▶ _Work to do_: Please report every line from the material that contains the word "xlabel".

[Dataset rows about figures]
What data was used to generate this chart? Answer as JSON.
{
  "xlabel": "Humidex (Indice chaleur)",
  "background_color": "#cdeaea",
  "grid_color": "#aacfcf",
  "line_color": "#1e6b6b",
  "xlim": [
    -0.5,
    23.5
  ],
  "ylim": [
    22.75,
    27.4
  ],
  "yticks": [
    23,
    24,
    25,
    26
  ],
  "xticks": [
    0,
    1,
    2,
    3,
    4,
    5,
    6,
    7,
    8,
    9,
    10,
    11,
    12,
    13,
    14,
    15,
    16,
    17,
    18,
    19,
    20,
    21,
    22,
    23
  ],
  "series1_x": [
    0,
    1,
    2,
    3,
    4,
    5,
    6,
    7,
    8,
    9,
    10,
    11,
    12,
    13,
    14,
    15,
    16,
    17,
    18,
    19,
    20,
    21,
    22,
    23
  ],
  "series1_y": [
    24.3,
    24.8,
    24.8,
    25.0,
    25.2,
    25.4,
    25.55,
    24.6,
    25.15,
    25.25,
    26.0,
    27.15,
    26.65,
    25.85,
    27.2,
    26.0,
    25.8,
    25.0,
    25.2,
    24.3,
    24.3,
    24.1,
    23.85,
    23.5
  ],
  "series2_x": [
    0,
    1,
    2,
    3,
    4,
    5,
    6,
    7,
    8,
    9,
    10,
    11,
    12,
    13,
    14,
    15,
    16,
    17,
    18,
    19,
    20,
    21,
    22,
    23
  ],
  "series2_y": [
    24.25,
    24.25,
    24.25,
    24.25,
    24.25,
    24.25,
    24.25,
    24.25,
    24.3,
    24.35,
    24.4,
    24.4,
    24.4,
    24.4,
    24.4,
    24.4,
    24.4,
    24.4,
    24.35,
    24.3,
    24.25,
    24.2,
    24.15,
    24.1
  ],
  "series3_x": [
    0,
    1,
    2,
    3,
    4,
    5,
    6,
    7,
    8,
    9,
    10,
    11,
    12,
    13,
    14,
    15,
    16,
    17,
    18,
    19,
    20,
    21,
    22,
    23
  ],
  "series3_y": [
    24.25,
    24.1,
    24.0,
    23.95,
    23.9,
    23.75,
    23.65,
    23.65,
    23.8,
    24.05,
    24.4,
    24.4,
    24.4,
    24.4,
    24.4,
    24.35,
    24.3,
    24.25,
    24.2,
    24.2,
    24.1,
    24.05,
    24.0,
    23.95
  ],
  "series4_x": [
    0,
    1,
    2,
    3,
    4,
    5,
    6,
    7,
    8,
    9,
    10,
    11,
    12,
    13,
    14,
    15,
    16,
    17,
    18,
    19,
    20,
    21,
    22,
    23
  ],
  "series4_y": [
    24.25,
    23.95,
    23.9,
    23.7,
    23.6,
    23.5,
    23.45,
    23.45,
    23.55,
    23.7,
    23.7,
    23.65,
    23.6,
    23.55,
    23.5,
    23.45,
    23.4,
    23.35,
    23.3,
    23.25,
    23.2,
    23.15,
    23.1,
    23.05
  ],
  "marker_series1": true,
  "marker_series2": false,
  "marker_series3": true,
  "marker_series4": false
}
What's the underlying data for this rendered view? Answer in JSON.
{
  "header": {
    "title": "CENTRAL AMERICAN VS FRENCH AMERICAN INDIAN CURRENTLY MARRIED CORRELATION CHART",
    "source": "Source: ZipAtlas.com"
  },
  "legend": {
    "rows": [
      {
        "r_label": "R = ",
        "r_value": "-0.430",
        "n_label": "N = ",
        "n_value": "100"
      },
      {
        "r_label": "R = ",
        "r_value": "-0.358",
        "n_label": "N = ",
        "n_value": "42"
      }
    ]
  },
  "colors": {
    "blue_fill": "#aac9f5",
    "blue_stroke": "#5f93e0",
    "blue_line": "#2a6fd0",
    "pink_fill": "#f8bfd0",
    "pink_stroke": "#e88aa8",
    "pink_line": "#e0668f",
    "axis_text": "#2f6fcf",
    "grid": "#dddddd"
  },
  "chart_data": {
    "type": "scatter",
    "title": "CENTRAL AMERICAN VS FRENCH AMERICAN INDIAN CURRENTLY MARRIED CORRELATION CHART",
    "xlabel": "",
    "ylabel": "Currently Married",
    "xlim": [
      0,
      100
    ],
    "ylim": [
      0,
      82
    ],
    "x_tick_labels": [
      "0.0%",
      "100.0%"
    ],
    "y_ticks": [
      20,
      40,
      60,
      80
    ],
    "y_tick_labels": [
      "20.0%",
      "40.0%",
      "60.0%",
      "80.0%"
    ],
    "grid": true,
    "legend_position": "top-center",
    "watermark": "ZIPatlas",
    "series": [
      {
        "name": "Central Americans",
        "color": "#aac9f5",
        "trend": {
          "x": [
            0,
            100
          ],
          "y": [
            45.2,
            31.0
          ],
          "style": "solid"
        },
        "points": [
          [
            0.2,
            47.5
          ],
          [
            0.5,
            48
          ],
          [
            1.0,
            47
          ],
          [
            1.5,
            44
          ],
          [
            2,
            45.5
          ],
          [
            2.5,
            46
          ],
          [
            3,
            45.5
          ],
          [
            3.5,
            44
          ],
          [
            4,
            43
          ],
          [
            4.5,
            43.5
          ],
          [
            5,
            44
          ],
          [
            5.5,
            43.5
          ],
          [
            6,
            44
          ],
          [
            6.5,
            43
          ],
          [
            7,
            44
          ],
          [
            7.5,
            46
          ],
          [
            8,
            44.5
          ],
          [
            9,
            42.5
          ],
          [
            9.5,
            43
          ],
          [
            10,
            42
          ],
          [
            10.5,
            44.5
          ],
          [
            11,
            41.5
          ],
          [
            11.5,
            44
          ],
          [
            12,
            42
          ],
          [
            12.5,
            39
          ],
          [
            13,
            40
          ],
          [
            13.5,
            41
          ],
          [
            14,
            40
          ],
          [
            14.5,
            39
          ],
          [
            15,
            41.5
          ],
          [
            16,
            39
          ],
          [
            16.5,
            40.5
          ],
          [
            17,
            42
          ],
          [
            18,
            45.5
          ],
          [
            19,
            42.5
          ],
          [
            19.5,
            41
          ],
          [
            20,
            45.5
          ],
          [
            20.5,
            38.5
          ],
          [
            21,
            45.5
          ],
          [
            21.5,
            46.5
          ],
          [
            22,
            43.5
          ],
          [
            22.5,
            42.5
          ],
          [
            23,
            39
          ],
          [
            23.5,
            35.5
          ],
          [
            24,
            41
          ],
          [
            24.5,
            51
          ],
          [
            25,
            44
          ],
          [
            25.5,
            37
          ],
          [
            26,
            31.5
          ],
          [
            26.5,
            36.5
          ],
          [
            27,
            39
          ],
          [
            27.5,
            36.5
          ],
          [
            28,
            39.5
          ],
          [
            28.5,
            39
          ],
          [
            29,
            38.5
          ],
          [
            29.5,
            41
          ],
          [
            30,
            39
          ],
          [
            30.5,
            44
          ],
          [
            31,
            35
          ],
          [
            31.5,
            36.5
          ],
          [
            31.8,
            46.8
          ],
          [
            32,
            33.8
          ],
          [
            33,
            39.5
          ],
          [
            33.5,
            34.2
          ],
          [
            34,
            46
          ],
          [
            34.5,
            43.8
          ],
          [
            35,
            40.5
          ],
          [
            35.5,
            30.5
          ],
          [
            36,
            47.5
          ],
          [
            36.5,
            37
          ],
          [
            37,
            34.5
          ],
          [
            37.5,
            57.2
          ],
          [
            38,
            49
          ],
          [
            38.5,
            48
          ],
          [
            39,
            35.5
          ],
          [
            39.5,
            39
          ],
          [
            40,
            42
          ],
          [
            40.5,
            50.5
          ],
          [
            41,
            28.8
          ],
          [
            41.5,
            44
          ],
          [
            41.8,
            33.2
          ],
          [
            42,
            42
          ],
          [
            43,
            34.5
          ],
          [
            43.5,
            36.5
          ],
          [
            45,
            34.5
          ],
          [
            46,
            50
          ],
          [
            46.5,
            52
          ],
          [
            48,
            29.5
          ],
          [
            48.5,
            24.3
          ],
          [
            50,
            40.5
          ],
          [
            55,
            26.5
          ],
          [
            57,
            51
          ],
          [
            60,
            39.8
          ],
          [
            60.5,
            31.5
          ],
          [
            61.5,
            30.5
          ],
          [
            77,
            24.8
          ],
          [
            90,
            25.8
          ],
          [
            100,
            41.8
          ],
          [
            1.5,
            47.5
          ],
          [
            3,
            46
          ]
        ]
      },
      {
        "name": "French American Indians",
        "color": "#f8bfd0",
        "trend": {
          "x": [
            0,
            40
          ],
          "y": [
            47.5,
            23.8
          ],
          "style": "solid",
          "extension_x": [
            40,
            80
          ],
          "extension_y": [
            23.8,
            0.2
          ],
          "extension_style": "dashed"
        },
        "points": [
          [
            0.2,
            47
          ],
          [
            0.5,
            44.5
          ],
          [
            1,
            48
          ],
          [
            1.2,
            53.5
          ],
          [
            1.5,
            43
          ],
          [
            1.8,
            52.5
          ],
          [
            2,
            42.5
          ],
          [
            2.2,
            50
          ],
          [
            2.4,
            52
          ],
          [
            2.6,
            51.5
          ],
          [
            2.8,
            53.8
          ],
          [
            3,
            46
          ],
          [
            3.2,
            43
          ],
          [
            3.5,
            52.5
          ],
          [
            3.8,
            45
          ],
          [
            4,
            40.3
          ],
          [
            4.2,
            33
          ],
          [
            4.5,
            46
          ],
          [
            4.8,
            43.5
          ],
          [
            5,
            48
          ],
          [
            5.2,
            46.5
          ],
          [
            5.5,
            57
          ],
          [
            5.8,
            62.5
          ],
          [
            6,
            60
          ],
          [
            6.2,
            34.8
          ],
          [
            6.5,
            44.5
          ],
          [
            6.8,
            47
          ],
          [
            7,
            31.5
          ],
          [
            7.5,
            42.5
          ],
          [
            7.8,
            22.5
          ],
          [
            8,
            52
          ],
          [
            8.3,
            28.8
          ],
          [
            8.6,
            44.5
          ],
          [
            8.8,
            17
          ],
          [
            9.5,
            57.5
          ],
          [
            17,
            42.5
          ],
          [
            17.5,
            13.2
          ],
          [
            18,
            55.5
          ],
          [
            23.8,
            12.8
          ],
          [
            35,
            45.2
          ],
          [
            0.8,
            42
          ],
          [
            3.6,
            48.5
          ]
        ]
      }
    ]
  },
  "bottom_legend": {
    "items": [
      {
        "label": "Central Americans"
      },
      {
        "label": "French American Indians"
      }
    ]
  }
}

▶ _Exercise output_:
  "xlabel": "Humidex (Indice chaleur)",
    "xlabel": "",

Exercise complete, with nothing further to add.